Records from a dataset

+++++

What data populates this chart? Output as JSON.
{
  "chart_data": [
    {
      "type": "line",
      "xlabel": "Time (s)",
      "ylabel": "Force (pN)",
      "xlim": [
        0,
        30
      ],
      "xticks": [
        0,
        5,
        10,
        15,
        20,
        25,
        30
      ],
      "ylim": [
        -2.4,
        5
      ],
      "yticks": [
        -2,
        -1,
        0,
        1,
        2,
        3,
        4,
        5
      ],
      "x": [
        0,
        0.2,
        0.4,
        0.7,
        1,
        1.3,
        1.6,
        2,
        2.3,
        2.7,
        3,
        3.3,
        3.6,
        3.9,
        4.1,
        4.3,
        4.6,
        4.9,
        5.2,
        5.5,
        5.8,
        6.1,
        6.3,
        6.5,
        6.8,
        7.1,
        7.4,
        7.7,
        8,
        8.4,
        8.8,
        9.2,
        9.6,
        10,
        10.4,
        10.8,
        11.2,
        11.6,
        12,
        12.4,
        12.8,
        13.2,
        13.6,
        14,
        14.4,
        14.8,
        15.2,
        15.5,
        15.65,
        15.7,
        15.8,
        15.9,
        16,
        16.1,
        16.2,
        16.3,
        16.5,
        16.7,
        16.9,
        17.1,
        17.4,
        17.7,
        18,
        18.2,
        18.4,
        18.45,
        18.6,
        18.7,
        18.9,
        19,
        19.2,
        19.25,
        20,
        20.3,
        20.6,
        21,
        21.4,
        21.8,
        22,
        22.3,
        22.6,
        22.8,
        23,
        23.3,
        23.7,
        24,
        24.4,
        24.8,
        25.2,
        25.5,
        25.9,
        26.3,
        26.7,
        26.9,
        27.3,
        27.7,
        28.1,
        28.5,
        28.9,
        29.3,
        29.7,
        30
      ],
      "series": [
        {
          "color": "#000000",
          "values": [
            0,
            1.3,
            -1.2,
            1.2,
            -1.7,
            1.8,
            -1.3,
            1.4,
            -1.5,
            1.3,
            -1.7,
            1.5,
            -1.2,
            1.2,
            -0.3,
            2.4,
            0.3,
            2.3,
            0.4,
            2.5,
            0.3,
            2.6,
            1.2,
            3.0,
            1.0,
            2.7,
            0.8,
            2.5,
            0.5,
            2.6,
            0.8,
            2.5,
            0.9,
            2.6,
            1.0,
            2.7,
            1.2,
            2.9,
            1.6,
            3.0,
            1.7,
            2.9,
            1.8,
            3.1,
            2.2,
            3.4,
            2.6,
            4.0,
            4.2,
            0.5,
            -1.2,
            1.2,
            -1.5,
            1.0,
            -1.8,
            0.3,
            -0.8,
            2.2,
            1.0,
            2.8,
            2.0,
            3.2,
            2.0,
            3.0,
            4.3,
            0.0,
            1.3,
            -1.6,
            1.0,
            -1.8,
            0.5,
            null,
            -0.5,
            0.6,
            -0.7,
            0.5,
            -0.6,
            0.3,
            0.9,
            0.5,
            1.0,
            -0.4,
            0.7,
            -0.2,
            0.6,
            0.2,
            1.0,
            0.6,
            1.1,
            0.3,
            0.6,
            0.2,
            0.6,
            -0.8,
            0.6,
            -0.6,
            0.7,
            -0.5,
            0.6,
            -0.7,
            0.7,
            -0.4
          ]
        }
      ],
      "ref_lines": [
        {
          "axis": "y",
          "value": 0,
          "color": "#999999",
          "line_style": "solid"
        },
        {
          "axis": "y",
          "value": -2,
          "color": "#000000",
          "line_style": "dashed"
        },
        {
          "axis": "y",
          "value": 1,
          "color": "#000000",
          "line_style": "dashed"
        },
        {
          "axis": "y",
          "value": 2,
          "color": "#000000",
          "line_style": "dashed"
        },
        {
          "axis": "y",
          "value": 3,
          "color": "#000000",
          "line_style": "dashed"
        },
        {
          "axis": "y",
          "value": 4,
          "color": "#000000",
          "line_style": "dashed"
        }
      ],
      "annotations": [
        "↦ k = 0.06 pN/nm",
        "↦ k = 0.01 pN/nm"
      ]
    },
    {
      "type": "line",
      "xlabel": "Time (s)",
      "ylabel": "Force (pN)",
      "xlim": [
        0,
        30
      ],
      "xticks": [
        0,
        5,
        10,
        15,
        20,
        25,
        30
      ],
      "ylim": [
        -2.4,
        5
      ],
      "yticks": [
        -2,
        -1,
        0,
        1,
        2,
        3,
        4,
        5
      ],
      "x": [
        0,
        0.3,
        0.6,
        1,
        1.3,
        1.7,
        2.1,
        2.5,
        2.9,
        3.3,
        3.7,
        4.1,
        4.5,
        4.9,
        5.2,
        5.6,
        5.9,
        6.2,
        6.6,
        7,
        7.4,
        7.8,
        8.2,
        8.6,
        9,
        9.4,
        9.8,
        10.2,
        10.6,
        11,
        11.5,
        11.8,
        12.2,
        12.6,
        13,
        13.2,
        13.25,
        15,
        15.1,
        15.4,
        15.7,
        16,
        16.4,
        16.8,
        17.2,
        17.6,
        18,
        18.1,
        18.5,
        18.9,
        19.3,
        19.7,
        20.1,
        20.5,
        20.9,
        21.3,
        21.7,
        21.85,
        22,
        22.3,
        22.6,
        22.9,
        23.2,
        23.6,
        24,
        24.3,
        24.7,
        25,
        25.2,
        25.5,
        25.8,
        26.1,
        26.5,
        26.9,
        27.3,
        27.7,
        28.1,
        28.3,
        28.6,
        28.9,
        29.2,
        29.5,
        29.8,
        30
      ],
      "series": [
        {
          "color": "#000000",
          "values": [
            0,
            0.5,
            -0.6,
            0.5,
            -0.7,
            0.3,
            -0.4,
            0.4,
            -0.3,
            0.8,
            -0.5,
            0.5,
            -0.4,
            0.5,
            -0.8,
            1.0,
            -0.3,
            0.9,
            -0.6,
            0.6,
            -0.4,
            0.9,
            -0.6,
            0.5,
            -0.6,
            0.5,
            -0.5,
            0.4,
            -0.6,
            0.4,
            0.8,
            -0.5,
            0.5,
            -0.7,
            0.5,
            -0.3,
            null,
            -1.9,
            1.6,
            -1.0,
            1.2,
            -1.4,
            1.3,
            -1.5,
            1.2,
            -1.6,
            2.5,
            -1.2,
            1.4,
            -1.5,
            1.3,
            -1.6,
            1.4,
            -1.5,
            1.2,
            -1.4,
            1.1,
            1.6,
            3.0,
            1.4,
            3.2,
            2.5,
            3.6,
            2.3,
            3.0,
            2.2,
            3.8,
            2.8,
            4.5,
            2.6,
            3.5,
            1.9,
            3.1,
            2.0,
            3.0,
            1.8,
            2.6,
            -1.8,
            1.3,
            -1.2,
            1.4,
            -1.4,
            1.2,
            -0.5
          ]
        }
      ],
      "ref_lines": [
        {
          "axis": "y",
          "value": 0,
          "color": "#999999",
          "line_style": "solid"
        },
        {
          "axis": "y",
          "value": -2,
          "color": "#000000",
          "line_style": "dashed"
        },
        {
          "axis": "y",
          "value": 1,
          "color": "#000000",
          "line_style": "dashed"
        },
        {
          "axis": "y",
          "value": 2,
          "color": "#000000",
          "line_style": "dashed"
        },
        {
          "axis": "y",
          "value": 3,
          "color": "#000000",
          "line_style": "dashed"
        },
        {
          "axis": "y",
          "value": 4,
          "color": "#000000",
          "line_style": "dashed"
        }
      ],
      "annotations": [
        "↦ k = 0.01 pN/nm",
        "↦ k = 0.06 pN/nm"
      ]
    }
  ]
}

+++++

#### [STATED TASK]
Retype each record exactly, leaving nothing out.

#### [SOLUTION TO THIS TASK]
What data populates this chart? Output as JSON.
{
  "chart_data": [
    {
      "type": "line",
      "xlabel": "Time (s)",
      "ylabel": "Force (pN)",
      "xlim": [
        0,
        30
      ],
      "xticks": [
        0,
        5,
        10,
        15,
        20,
        25,
        30
      ],
      "ylim": [
        -2.4,
        5
      ],
      "yticks": [
        -2,
        -1,
        0,
        1,
        2,
        3,
        4,
        5
      ],
      "x": [
        0,
        0.2,
        0.4,
        0.7,
        1,
        1.3,
        1.6,
        2,
        2.3,
        2.7,
        3,
        3.3,
        3.6,
        3.9,
        4.1,
        4.3,
        4.6,
        4.9,
        5.2,
        5.5,
        5.8,
        6.1,
        6.3,
        6.5,
        6.8,
        7.1,
        7.4,
        7.7,
        8,
        8.4,
        8.8,
        9.2,
        9.6,
        10,
        10.4,
        10.8,
        11.2,
        11.6,
        12,
        12.4,
        12.8,
        13.2,
        13.6,
        14,
        14.4,
        14.8,
        15.2,
        15.5,
        15.65,
        15.7,
        15.8,
        15.9,
        16,
        16.1,
        16.2,
        16.3,
        16.5,
        16.7,
        16.9,
        17.1,
        17.4,
        17.7,
        18,
        18.2,
        18.4,
        18.45,
        18.6,
        18.7,
        18.9,
        19,
        19.2,
        19.25,
        20,
        20.3,
        20.6,
        21,
        21.4,
        21.8,
        22,
        22.3,
        22.6,
        22.8,
        23,
        23.3,
        23.7,
        24,
        24.4,
        24.8,
        25.2,
        25.5,
        25.9,
        26.3,
        26.7,
        26.9,
        27.3,
        27.7,
        28.1,
        28.5,
        28.9,
        29.3,
        29.7,
        30
      ],
      "series": [
        {
          "color": "#000000",
          "values": [
            0,
            1.3,
            -1.2,
            1.2,
            -1.7,
            1.8,
            -1.3,
            1.4,
            -1.5,
            1.3,
            -1.7,
            1.5,
            -1.2,
            1.2,
            -0.3,
            2.4,
            0.3,
            2.3,
            0.4,
            2.5,
            0.3,
            2.6,
            1.2,
            3.0,
            1.0,
            2.7,
            0.8,
            2.5,
            0.5,
            2.6,
            0.8,
            2.5,
            0.9,
            2.6,
            1.0,
            2.7,
            1.2,
            2.9,
            1.6,
            3.0,
            1.7,
            2.9,
            1.8,
            3.1,
            2.2,
            3.4,
            2.6,
            4.0,
            4.2,
            0.5,
            -1.2,
            1.2,
            -1.5,
            1.0,
            -1.8,
            0.3,
            -0.8,
            2.2,
            1.0,
            2.8,
            2.0,
            3.2,
            2.0,
            3.0,
            4.3,
            0.0,
            1.3,
            -1.6,
            1.0,
            -1.8,
            0.5,
            null,
            -0.5,
            0.6,
            -0.7,
            0.5,
            -0.6,
            0.3,
            0.9,
            0.5,
            1.0,
            -0.4,
            0.7,
            -0.2,
            0.6,
            0.2,
            1.0,
            0.6,
            1.1,
            0.3,
            0.6,
            0.2,
            0.6,
            -0.8,
            0.6,
            -0.6,
            0.7,
            -0.5,
            0.6,
            -0.7,
            0.7,
            -0.4
          ]
        }
      ],
      "ref_lines": [
        {
          "axis": "y",
          "value": 0,
          "color": "#999999",
          "line_style": "solid"
        },
        {
          "axis": "y",
          "value": -2,
          "color": "#000000",
          "line_style": "dashed"
        },
        {
          "axis": "y",
          "value": 1,
          "color": "#000000",
          "line_style": "dashed"
        },
        {
          "axis": "y",
          "value": 2,
          "color": "#000000",
          "line_style": "dashed"
        },
        {
          "axis": "y",
          "value": 3,
          "color": "#000000",
          "line_style": "dashed"
        },
        {
          "axis": "y",
          "value": 4,
          "color": "#000000",
          "line_style": "dashed"
        }
      ],
      "annotations": [
        "↦ k = 0.06 pN/nm",
        "↦ k = 0.01 pN/nm"
      ]
    },
    {
      "type": "line",
      "xlabel": "Time (s)",
      "ylabel": "Force (pN)",
      "xlim": [
        0,
        30
      ],
      "xticks": [
        0,
        5,
        10,
        15,
        20,
        25,
        30
      ],
      "ylim": [
        -2.4,
        5
      ],
      "yticks": [
        -2,
        -1,
        0,
        1,
        2,
        3,
        4,
        5
      ],
      "x": [
        0,
        0.3,
        0.6,
        1,
        1.3,
        1.7,
        2.1,
        2.5,
        2.9,
        3.3,
        3.7,
        4.1,
        4.5,
        4.9,
        5.2,
        5.6,
        5.9,
        6.2,
        6.6,
        7,
        7.4,
        7.8,
        8.2,
        8.6,
        9,
        9.4,
        9.8,
        10.2,
        10.6,
        11,
        11.5,
        11.8,
        12.2,
        12.6,
        13,
        13.2,
        13.25,
        15,
        15.1,
        15.4,
        15.7,
        16,
        16.4,
        16.8,
        17.2,
        17.6,
        18,
        18.1,
        18.5,
        18.9,
        19.3,
        19.7,
        20.1,
        20.5,
        20.9,
        21.3,
        21.7,
        21.85,
        22,
        22.3,
        22.6,
        22.9,
        23.2,
        23.6,
        24,
        24.3,
        24.7,
        25,
        25.2,
        25.5,
        25.8,
        26.1,
        26.5,
        26.9,
        27.3,
        27.7,
        28.1,
        28.3,
        28.6,
        28.9,
        29.2,
        29.5,
        29.8,
        30
      ],
      "series": [
        {
          "color": "#000000",
          "values": [
            0,
            0.5,
            -0.6,
            0.5,
            -0.7,
            0.3,
            -0.4,
            0.4,
            -0.3,
            0.8,
            -0.5,
            0.5,
            -0.4,
            0.5,
            -0.8,
            1.0,
            -0.3,
            0.9,
            -0.6,
            0.6,
            -0.4,
            0.9,
            -0.6,
            0.5,
            -0.6,
            0.5,
            -0.5,
            0.4,
            -0.6,
            0.4,
            0.8,
            -0.5,
            0.5,
            -0.7,
            0.5,
            -0.3,
            null,
            -1.9,
            1.6,
            -1.0,
            1.2,
            -1.4,
            1.3,
            -1.5,
            1.2,
            -1.6,
            2.5,
            -1.2,
            1.4,
            -1.5,
            1.3,
            -1.6,
            1.4,
            -1.5,
            1.2,
            -1.4,
            1.1,
            1.6,
            3.0,
            1.4,
            3.2,
            2.5,
            3.6,
            2.3,
            3.0,
            2.2,
            3.8,
            2.8,
            4.5,
            2.6,
            3.5,
            1.9,
            3.1,
            2.0,
            3.0,
            1.8,
            2.6,
            -1.8,
            1.3,
            -1.2,
            1.4,
            -1.4,
            1.2,
            -0.5
          ]
        }
      ],
      "ref_lines": [
        {
          "axis": "y",
          "value": 0,
          "color": "#999999",
          "line_style": "solid"
        },
        {
          "axis": "y",
          "value": -2,
          "color": "#000000",
          "line_style": "dashed"
        },
        {
          "axis": "y",
          "value": 1,
          "color": "#000000",
          "line_style": "dashed"
        },
        {
          "axis": "y",
          "value": 2,
          "color": "#000000",
          "line_style": "dashed"
        },
        {
          "axis": "y",
          "value": 3,
          "color": "#000000",
          "line_style": "dashed"
        },
        {
          "axis": "y",
          "value": 4,
          "color": "#000000",
          "line_style": "dashed"
        }
      ],
      "annotations": [
        "↦ k = 0.01 pN/nm",
        "↦ k = 0.06 pN/nm"
      ]
    }
  ]
}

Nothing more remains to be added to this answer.